* **REQUIREMENT**
Tally the lines that hold the string "мониторинга", and reply with the count alone.

* **SOURCE MATERIAL**
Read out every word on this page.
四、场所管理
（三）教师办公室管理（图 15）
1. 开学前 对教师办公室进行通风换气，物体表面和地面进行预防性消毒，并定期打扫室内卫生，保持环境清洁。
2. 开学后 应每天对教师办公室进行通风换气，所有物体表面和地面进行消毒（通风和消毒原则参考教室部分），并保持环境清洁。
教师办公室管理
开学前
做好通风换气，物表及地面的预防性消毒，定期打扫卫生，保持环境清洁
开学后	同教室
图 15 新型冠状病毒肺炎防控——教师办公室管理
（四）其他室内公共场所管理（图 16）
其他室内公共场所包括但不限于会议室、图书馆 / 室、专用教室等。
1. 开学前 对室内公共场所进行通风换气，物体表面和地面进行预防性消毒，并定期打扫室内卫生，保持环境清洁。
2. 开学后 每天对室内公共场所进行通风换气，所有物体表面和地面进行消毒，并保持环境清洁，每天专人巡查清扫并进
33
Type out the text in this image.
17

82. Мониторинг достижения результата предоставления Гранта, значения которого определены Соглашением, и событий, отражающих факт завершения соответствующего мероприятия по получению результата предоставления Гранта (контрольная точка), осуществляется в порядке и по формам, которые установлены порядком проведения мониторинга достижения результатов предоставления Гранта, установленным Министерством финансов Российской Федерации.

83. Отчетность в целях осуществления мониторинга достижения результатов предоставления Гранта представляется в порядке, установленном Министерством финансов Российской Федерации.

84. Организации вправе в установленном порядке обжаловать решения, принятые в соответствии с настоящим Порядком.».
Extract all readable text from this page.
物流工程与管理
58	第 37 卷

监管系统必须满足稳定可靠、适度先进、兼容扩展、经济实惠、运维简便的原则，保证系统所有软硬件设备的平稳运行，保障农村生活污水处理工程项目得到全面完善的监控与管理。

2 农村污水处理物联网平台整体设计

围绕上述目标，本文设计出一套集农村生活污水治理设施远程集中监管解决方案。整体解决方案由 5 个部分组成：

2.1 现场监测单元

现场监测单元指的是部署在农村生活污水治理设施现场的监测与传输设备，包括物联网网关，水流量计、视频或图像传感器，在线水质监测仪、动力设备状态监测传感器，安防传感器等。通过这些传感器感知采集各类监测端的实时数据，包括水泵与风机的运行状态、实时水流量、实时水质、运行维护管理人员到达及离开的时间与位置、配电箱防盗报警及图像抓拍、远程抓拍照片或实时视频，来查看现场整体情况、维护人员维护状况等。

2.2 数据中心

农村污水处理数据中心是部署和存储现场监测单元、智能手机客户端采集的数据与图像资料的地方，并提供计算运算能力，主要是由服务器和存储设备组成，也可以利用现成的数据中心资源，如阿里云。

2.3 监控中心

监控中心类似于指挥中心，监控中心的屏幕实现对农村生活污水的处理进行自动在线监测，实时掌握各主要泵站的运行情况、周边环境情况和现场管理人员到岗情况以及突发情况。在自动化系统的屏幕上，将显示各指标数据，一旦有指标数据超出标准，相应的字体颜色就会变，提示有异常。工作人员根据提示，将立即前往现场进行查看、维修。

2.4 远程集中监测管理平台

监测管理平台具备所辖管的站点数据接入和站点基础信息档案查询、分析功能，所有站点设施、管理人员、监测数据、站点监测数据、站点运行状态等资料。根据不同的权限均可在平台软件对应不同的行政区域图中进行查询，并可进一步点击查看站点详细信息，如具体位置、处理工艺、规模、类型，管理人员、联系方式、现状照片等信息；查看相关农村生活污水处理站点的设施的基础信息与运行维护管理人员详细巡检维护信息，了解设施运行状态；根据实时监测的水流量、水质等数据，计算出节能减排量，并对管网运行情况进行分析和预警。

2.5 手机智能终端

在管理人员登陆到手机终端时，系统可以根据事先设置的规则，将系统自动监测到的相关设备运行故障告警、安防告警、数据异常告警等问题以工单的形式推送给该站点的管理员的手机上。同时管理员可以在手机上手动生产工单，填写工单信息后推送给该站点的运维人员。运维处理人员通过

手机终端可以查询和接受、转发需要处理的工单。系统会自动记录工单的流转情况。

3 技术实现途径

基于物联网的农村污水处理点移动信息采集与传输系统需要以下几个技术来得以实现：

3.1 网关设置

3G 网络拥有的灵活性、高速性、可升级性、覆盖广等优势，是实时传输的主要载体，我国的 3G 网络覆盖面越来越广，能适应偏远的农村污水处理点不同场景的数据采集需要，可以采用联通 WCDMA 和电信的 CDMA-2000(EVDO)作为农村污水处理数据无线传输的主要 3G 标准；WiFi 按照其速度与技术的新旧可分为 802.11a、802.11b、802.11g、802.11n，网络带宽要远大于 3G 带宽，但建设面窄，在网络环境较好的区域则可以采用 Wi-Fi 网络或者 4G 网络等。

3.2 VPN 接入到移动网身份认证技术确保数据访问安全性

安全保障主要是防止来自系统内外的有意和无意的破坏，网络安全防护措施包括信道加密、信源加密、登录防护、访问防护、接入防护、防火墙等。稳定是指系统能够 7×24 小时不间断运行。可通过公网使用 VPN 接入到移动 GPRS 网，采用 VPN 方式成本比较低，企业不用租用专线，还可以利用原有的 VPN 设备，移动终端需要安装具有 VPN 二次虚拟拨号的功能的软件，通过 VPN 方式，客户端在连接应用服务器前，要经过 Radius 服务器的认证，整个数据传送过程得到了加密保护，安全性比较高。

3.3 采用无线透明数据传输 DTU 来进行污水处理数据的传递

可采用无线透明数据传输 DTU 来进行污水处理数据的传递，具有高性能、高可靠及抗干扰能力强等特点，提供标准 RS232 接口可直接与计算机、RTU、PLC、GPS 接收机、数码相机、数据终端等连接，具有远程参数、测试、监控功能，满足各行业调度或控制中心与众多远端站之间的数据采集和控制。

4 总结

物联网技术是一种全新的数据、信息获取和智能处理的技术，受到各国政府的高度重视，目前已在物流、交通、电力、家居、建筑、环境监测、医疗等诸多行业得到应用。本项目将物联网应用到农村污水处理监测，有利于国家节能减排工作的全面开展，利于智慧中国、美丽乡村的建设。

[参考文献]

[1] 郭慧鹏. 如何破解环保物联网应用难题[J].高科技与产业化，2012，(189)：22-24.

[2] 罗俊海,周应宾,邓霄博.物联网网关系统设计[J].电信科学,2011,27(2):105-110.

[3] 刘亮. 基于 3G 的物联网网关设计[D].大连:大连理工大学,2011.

* **EXERCISE SOLUTION**
2